> Figure record extracts
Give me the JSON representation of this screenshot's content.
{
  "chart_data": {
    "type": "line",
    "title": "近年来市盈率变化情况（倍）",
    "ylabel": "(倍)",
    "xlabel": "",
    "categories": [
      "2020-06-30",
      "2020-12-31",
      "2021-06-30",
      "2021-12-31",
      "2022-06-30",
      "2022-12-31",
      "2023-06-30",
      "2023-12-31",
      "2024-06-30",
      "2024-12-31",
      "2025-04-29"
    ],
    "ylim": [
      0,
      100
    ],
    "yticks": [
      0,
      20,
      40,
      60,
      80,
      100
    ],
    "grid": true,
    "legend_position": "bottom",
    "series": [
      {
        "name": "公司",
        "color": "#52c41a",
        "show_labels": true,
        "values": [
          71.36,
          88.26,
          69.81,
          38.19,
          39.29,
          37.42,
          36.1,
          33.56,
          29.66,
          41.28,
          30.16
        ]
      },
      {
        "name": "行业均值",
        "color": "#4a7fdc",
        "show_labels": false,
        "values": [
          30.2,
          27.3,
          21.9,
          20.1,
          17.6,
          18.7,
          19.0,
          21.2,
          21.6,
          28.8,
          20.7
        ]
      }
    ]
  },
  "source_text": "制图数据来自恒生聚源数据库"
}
==
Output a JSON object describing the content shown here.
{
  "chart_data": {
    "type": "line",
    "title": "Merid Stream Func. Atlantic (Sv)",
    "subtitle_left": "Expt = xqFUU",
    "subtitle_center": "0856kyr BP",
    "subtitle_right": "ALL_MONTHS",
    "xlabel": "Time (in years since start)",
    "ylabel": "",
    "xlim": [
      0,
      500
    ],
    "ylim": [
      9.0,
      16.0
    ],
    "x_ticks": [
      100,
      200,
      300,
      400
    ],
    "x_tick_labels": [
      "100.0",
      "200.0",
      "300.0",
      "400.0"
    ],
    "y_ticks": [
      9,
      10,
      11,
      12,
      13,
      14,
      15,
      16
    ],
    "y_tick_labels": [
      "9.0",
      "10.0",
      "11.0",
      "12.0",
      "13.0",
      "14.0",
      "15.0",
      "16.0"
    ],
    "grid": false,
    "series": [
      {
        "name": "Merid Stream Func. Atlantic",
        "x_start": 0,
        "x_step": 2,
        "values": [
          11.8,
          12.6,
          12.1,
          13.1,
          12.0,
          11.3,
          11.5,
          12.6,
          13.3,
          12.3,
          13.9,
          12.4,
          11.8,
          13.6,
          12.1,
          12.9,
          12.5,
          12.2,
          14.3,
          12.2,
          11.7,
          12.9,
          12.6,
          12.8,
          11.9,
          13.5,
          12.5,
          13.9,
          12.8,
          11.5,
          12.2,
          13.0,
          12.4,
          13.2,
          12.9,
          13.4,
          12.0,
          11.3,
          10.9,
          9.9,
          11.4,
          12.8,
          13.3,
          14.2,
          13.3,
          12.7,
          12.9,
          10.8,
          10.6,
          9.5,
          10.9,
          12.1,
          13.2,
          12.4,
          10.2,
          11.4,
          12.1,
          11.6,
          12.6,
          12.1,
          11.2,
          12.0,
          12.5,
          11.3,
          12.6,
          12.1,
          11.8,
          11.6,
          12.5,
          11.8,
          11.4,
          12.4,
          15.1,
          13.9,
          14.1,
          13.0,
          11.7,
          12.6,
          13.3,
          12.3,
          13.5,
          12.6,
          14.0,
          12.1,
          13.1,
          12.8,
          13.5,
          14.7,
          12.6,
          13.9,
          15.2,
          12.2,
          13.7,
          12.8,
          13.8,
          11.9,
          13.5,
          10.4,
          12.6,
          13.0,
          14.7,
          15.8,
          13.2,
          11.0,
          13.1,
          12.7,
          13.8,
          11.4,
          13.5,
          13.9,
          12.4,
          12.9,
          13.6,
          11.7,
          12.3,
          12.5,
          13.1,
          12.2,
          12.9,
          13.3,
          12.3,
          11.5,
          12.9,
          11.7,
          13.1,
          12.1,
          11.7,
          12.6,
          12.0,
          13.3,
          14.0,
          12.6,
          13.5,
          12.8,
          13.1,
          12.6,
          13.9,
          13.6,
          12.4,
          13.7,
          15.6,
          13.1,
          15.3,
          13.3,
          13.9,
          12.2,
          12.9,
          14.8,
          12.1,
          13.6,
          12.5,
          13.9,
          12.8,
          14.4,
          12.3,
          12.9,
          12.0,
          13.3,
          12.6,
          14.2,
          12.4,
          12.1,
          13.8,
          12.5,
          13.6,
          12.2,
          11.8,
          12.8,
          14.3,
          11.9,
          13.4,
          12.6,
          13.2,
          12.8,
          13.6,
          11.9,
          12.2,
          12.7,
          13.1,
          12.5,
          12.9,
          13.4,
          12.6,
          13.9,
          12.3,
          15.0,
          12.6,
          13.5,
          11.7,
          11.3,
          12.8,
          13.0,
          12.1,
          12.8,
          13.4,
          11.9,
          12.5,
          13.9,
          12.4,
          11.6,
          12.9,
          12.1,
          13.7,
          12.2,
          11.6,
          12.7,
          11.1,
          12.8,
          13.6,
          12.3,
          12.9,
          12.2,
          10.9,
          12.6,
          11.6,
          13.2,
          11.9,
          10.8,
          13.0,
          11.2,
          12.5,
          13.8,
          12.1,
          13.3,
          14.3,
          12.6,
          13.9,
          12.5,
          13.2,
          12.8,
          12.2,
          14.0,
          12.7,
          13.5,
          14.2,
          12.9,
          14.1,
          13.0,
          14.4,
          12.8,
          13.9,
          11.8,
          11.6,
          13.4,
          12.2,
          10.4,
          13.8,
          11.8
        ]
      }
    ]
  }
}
...
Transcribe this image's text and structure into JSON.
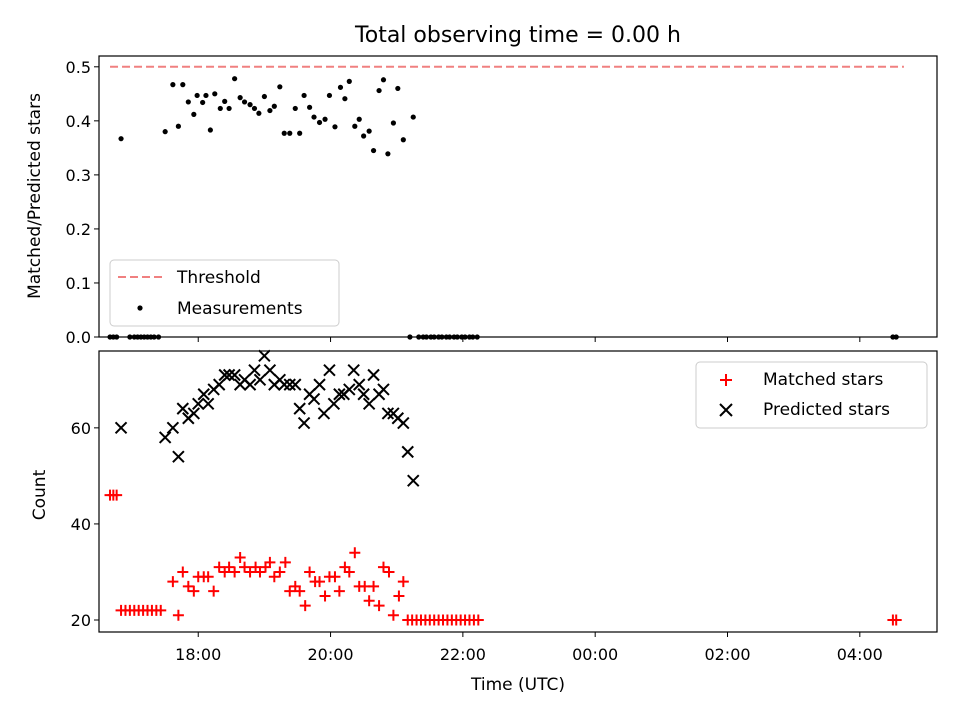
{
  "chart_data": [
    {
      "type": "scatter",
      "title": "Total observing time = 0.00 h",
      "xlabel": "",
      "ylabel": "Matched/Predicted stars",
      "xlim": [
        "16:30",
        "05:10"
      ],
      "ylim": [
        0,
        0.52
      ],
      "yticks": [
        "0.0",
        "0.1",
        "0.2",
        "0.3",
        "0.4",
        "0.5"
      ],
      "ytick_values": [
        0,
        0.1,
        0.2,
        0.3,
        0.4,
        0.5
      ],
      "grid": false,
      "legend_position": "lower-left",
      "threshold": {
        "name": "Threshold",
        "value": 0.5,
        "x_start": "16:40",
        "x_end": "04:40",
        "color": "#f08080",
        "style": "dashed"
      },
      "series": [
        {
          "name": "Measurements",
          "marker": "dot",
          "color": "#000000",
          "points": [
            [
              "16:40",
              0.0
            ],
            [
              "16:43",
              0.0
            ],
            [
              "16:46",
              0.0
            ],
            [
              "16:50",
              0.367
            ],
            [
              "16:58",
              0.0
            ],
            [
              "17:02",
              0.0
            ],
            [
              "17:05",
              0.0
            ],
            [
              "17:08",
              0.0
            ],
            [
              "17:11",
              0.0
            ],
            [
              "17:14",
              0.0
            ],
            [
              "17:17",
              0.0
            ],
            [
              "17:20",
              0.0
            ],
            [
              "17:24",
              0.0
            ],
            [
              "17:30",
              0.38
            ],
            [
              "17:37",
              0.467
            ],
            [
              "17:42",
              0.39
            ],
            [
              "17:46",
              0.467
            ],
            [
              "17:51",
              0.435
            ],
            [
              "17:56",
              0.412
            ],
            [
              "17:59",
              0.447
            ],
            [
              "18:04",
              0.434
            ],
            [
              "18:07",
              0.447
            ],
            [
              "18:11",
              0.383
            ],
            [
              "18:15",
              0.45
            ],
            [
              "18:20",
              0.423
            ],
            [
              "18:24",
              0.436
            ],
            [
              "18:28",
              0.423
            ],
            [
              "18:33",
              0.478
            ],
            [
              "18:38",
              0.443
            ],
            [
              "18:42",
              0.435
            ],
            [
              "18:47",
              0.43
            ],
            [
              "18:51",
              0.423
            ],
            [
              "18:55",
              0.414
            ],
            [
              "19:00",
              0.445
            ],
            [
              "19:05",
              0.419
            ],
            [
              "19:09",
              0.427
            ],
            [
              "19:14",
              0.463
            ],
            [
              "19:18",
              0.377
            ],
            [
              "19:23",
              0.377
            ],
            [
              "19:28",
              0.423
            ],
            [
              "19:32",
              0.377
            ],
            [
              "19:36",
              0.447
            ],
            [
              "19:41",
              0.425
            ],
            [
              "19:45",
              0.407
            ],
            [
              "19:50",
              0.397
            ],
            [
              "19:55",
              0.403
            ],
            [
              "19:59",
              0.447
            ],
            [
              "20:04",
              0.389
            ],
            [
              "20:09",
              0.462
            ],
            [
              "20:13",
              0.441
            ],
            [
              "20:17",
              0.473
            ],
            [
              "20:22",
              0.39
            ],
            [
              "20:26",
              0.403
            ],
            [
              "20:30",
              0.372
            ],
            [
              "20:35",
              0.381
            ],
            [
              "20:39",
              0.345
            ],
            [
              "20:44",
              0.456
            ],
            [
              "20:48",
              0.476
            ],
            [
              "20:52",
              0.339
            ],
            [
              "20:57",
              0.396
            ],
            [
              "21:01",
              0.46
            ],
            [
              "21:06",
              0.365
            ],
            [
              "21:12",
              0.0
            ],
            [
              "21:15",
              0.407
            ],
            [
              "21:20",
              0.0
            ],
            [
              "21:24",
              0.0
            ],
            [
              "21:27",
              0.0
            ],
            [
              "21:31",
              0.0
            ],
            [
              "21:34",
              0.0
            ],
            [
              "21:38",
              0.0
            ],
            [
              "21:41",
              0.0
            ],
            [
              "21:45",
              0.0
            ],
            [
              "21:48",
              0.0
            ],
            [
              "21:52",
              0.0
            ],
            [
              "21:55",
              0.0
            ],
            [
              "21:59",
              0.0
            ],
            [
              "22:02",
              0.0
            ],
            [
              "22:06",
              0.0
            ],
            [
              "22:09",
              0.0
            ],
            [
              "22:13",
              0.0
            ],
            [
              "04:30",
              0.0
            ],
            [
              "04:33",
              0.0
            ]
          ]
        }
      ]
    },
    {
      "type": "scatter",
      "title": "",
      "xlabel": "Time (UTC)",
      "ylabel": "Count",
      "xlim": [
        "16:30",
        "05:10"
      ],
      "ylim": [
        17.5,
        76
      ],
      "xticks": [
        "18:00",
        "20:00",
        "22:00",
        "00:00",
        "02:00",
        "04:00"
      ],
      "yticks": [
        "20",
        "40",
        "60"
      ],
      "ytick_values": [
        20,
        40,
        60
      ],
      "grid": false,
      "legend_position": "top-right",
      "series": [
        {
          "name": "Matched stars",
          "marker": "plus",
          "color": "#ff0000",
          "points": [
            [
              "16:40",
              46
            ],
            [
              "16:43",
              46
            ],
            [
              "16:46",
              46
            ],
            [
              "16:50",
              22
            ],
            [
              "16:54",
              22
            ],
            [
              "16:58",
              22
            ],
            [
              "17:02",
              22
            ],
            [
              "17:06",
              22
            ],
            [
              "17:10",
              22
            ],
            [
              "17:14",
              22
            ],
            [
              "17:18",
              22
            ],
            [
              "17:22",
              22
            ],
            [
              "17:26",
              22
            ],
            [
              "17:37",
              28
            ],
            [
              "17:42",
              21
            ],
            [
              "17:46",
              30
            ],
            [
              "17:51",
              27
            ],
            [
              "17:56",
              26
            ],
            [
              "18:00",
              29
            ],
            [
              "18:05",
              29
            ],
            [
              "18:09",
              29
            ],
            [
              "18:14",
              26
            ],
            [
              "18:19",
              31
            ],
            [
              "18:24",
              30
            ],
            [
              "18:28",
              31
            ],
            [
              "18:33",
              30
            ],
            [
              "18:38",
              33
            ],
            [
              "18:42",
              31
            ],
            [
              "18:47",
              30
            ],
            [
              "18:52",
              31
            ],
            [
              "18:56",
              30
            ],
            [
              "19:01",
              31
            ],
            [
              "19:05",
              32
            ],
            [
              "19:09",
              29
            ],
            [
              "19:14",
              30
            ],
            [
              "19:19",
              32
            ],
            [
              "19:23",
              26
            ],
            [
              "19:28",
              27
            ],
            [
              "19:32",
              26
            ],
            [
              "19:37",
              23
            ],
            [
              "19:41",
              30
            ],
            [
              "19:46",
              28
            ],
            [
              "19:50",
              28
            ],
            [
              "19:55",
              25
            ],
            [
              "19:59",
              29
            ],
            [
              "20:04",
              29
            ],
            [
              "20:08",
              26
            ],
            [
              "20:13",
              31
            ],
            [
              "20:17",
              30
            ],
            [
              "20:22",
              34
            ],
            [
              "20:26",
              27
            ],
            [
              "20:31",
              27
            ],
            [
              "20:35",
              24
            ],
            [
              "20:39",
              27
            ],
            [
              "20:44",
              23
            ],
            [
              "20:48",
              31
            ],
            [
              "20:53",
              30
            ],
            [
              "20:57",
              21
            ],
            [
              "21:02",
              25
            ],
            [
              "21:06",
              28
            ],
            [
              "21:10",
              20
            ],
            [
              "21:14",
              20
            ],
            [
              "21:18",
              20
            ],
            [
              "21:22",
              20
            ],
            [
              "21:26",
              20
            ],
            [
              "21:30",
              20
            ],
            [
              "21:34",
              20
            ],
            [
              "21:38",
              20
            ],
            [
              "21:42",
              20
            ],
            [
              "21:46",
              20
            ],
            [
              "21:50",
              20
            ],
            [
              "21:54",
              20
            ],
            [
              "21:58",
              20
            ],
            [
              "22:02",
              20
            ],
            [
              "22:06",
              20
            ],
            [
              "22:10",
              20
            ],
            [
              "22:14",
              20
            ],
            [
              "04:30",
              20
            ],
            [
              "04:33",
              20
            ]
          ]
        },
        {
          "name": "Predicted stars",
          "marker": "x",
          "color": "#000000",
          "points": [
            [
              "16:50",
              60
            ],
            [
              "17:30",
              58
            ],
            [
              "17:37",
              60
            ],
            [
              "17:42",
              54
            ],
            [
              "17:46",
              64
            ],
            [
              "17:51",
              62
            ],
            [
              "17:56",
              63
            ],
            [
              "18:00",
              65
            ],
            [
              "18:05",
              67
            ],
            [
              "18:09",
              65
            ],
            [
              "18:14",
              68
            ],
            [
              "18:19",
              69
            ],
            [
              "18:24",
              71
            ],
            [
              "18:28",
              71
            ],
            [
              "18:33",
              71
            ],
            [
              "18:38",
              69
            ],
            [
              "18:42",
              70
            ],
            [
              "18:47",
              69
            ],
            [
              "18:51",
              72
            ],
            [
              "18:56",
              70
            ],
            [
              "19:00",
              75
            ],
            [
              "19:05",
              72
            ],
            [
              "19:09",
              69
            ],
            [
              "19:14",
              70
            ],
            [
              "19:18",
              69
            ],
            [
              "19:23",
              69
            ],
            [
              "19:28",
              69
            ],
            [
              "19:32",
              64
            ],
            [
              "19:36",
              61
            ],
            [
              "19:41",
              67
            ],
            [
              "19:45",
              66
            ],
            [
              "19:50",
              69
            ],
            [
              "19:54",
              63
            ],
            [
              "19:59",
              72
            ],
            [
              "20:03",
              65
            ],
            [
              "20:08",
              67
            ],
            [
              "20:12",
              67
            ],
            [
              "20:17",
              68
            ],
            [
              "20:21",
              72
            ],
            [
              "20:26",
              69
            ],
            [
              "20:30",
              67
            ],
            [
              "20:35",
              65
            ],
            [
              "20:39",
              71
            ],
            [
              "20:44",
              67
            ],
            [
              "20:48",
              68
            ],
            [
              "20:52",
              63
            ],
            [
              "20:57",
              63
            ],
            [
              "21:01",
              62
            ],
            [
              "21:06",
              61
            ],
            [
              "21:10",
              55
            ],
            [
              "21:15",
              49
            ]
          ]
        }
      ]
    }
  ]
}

> Task details
Return all lines with the word "Func" in them.

> Task response
    "title": "Merid Stream Func. Atlantic (Sv)",
        "name": "Merid Stream Func. Atlantic",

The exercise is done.